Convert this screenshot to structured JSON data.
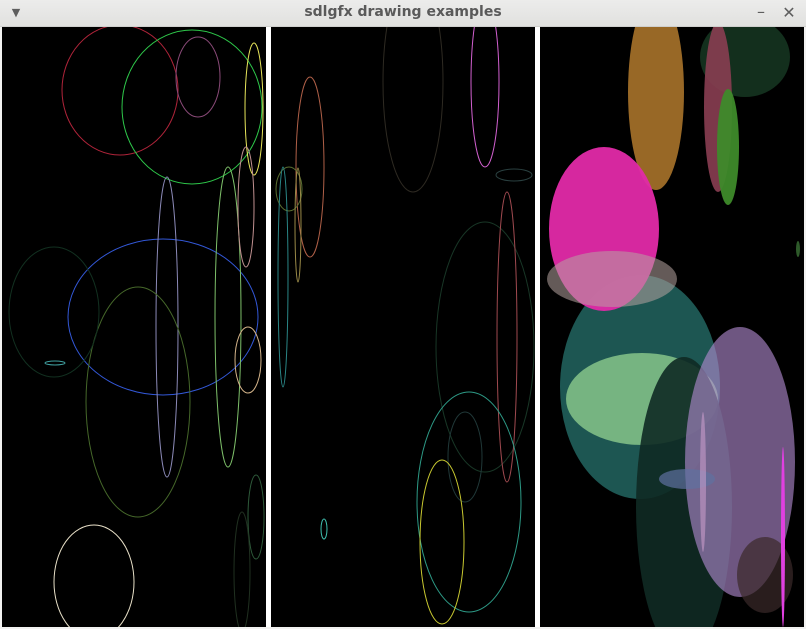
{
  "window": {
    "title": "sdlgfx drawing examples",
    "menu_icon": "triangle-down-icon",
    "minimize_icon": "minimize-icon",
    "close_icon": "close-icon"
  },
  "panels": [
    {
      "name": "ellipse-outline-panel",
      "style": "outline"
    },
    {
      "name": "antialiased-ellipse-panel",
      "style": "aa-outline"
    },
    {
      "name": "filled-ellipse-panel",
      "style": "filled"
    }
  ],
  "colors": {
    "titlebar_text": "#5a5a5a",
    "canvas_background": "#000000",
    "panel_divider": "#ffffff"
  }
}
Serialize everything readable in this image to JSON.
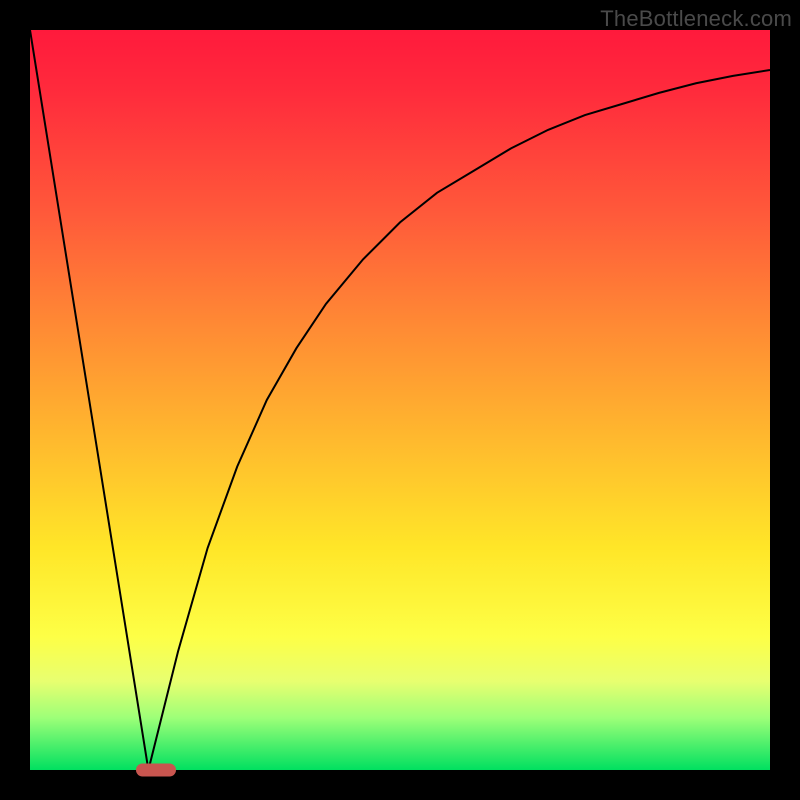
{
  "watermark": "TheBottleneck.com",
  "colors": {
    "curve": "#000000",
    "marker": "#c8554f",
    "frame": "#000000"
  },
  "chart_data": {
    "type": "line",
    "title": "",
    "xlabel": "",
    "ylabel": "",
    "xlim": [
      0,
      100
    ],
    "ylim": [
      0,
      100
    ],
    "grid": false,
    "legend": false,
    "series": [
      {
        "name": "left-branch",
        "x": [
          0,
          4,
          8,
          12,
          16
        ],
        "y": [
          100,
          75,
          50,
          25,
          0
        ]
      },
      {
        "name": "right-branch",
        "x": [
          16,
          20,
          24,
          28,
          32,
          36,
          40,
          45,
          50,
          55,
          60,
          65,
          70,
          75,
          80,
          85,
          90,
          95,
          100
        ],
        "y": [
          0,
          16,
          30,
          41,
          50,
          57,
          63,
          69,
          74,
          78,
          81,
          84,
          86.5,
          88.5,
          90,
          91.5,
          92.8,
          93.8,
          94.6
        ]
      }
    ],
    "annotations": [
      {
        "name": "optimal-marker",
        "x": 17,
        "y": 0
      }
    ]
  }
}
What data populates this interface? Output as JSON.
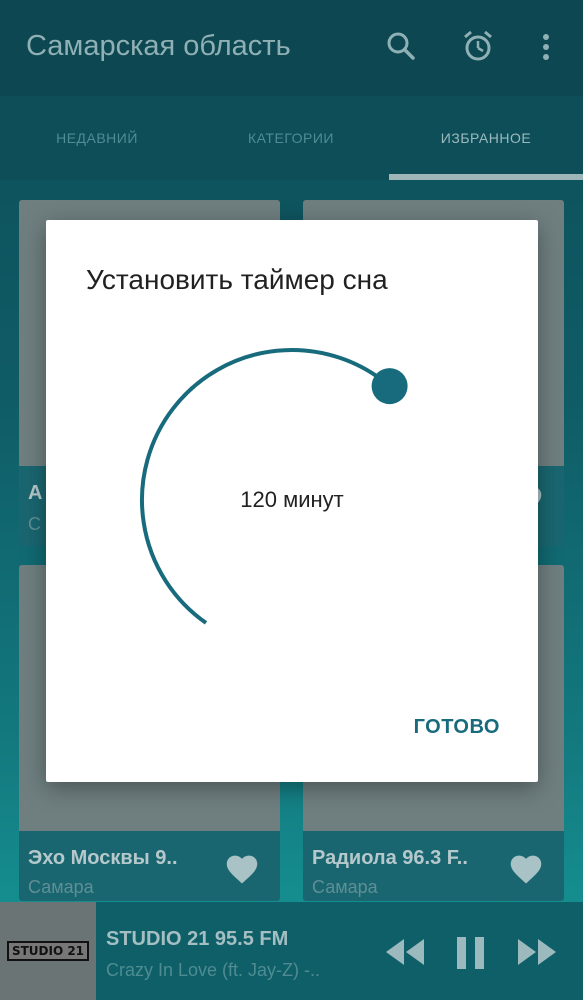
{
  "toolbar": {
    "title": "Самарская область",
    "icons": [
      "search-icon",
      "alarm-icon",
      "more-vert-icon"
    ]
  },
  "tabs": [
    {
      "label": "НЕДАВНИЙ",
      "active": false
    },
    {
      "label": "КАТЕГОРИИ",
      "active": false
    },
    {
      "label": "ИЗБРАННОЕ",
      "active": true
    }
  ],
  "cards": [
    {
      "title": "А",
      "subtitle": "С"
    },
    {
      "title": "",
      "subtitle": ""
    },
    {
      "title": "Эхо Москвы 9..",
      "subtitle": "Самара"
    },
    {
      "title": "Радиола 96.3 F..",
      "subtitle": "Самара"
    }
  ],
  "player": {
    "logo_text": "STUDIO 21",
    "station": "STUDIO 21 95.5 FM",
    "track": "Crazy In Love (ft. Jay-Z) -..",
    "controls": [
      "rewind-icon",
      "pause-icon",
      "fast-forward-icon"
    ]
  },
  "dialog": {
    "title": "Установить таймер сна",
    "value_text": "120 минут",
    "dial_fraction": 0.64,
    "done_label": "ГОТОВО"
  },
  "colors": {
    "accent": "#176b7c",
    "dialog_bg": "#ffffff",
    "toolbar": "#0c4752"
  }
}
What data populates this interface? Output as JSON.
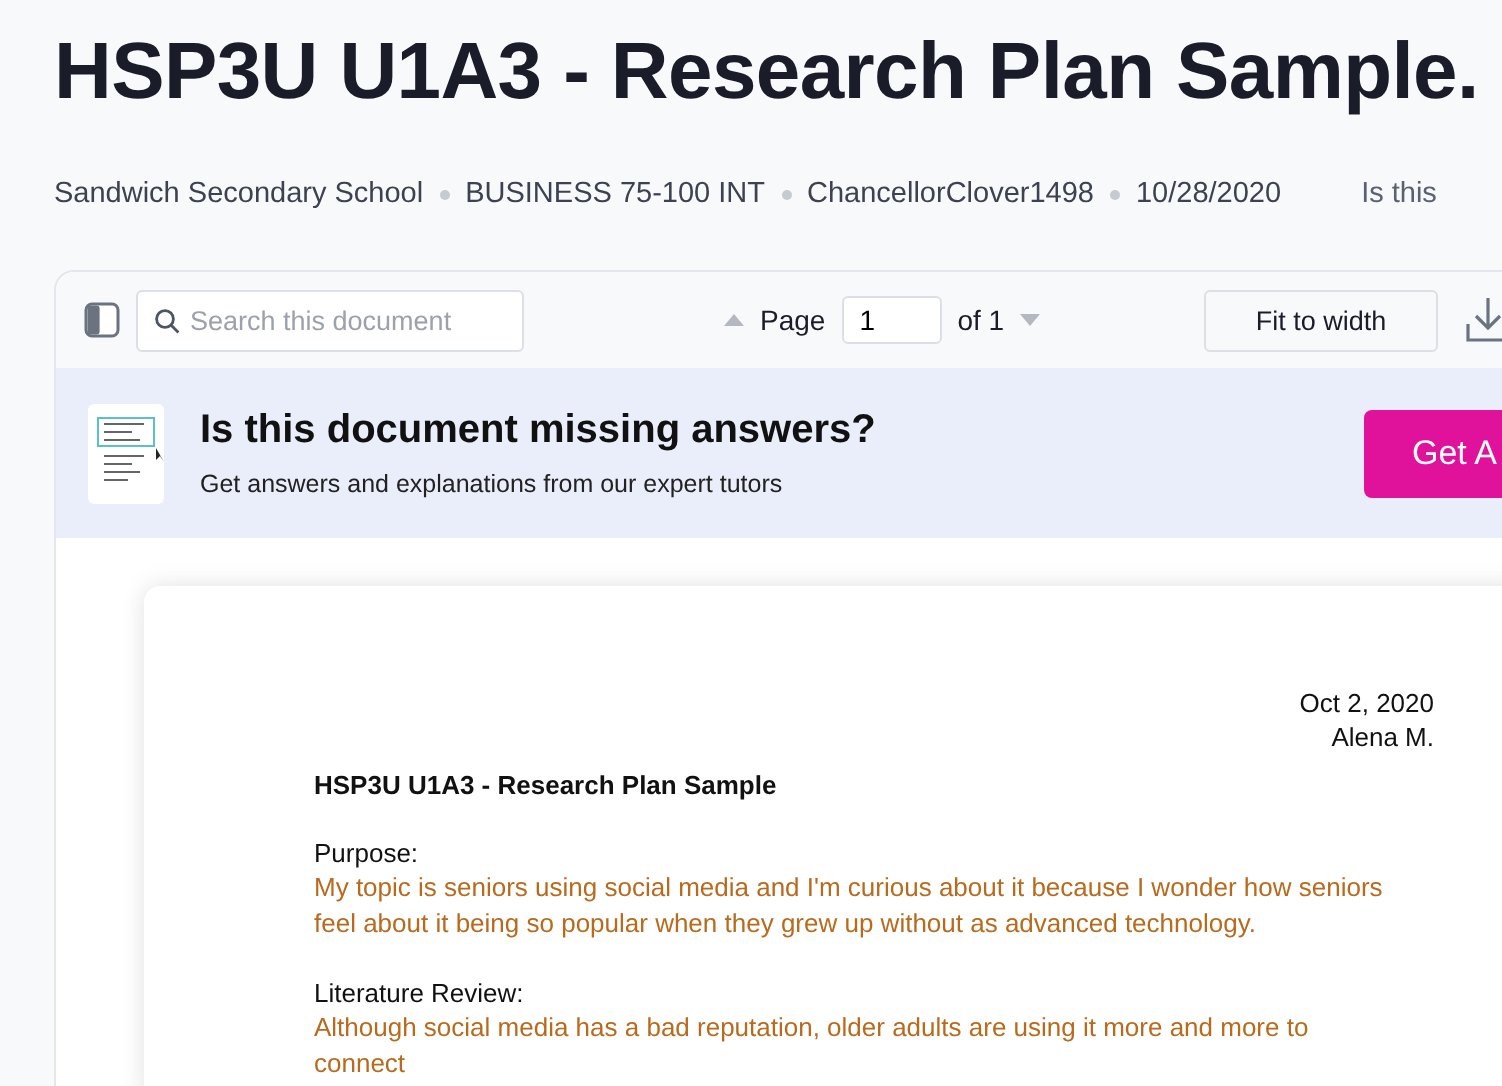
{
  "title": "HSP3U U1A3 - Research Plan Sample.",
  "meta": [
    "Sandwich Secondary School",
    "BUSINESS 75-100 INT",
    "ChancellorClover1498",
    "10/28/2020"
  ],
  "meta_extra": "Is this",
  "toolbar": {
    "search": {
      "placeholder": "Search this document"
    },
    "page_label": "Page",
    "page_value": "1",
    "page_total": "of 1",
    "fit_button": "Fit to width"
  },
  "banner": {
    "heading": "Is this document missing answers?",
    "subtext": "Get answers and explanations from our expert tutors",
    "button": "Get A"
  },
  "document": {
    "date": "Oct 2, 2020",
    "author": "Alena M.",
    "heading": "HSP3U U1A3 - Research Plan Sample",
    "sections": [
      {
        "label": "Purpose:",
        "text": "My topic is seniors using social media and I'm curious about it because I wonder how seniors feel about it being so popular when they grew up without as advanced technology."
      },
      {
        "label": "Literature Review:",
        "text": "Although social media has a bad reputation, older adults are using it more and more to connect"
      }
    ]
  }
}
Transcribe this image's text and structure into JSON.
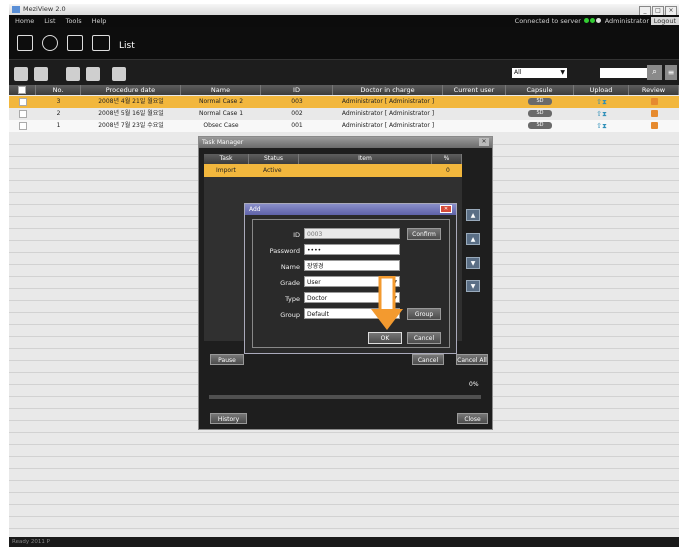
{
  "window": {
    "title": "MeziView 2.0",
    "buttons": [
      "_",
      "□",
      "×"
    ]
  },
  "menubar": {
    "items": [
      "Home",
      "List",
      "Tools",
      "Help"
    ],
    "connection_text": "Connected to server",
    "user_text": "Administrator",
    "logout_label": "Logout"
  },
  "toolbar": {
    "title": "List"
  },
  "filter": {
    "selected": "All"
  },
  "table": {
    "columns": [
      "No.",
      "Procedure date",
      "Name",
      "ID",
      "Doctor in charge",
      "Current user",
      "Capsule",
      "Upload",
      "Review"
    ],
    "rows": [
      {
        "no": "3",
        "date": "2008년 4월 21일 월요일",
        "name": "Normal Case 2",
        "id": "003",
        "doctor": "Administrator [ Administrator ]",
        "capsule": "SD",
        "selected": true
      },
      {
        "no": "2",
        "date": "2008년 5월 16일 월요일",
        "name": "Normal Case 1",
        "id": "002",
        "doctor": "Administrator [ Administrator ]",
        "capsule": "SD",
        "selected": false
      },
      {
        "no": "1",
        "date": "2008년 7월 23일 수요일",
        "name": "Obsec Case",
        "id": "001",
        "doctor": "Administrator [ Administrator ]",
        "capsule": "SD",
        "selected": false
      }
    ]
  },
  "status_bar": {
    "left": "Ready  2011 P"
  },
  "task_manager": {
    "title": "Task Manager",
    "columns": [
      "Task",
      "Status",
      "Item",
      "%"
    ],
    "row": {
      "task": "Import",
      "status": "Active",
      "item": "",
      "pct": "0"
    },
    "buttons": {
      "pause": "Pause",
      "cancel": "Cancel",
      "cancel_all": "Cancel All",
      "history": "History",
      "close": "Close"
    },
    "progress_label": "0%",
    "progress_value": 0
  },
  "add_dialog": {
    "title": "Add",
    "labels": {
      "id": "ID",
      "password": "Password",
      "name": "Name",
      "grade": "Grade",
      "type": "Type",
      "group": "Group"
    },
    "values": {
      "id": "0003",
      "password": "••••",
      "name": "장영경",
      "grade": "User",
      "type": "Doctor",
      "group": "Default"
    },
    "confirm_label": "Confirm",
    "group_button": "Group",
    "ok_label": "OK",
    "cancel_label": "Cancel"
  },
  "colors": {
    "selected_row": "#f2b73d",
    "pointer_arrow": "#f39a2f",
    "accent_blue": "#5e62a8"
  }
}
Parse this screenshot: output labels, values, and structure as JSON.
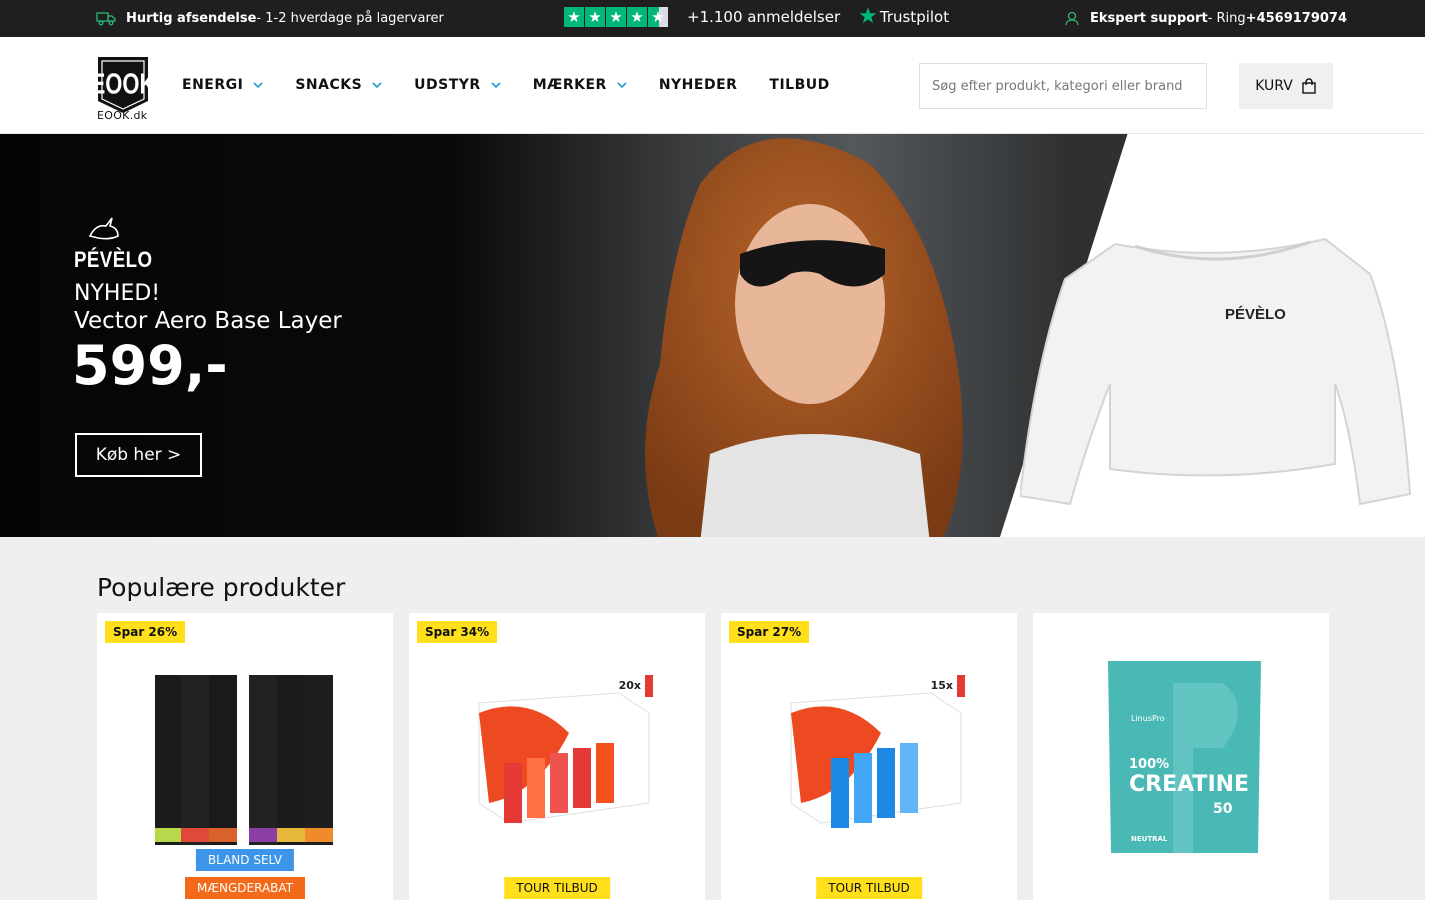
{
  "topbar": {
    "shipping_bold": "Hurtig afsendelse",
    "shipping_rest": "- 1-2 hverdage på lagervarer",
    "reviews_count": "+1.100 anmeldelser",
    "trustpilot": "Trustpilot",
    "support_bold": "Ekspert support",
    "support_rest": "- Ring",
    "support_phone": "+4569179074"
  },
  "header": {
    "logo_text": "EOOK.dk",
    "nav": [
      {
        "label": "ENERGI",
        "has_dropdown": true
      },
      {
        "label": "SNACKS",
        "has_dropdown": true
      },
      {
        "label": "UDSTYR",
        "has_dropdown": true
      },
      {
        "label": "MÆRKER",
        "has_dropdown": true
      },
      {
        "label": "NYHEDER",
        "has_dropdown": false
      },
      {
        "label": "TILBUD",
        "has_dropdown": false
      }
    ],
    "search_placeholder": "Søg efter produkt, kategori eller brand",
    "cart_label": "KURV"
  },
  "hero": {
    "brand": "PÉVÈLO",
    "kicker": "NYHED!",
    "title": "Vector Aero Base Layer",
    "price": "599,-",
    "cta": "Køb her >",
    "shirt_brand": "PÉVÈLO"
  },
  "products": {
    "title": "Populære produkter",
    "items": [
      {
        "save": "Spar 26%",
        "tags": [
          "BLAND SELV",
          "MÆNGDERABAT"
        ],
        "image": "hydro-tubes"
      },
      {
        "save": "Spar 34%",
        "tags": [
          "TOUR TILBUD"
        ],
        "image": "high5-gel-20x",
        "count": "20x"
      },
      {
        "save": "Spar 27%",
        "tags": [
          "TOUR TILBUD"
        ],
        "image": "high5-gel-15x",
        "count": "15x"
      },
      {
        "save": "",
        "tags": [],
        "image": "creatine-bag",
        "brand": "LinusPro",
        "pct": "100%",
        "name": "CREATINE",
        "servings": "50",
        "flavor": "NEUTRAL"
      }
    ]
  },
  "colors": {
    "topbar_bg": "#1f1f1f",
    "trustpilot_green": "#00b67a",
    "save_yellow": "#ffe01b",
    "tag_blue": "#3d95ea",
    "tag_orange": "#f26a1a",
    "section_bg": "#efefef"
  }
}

Instruction: Tell how many lines of the material above hold "labels", answering with a bare number.

Complete answer: 2